▶ EXERCISE PROMPT: Count, in the entries, the lines with "this". Answer with the number only.

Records

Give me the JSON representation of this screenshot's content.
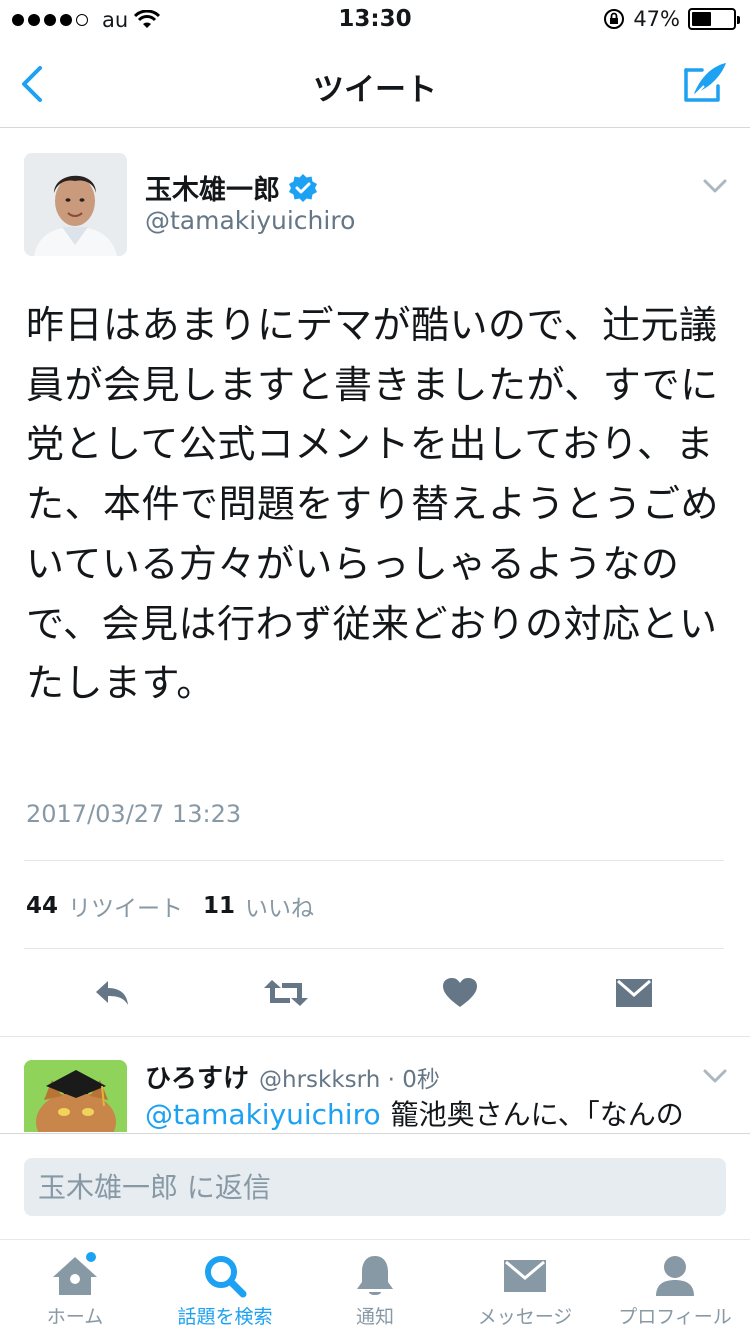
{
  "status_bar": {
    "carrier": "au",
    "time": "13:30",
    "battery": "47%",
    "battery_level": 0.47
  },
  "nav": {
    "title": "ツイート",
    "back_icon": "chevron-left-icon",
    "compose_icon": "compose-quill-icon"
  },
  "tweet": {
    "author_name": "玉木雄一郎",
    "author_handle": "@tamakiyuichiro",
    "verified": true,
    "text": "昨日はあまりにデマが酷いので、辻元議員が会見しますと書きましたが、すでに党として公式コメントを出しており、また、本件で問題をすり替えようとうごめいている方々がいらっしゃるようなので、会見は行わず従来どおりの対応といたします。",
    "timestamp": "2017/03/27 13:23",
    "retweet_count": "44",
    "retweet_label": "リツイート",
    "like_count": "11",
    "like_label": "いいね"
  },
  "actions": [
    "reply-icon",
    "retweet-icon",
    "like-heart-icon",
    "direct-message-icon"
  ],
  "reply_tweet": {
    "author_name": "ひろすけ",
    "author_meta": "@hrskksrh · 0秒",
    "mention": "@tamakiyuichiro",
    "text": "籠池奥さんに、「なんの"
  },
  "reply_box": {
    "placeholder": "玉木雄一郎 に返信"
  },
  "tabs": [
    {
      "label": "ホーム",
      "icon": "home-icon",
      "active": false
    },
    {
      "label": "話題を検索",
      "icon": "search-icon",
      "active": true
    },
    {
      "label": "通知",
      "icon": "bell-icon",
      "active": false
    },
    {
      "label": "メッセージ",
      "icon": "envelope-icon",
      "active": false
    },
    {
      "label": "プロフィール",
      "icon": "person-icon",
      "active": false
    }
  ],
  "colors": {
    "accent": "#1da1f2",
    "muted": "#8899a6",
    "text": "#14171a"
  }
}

---

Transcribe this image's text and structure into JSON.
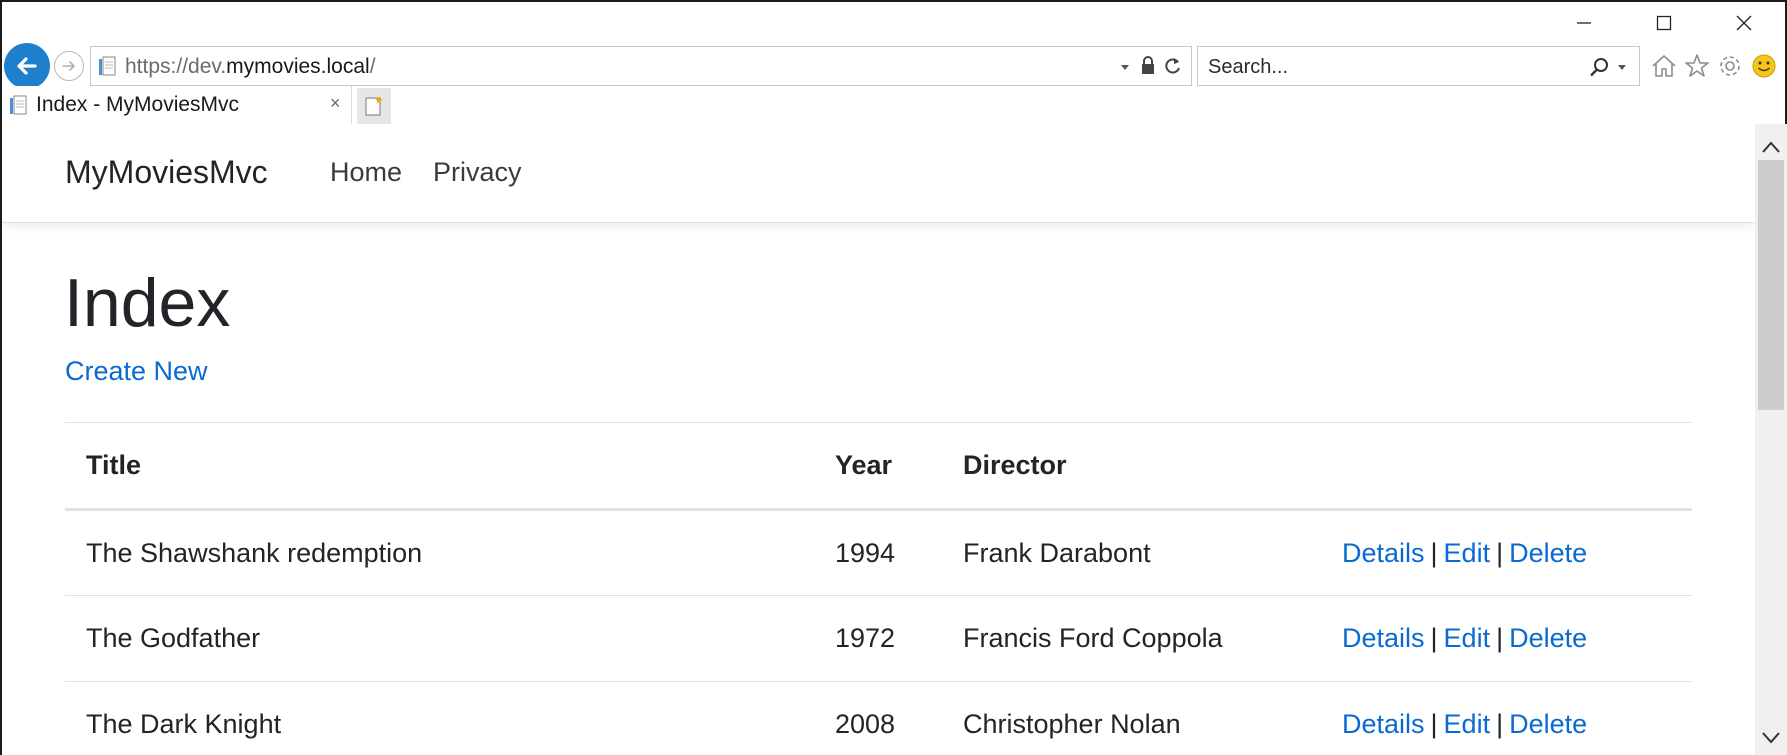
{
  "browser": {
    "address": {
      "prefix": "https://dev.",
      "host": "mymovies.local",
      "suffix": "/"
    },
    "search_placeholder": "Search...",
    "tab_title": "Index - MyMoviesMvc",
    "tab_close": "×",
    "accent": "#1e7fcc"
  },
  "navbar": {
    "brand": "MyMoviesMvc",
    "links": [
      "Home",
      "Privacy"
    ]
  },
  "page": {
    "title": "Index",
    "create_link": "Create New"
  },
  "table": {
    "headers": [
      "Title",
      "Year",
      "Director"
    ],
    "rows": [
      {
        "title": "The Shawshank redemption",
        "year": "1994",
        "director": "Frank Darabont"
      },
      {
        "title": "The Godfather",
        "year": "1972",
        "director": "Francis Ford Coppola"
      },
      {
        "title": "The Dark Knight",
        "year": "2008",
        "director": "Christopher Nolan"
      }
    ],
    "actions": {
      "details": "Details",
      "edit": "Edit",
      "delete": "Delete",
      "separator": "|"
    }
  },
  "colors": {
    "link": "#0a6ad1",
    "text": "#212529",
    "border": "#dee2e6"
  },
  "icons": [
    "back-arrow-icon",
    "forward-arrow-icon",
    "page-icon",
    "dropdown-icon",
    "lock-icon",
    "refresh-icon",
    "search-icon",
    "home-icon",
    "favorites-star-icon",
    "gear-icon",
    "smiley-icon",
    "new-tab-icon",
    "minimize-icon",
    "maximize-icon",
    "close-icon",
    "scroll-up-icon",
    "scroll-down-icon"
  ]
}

▶ THE COMPLETED TASK: 2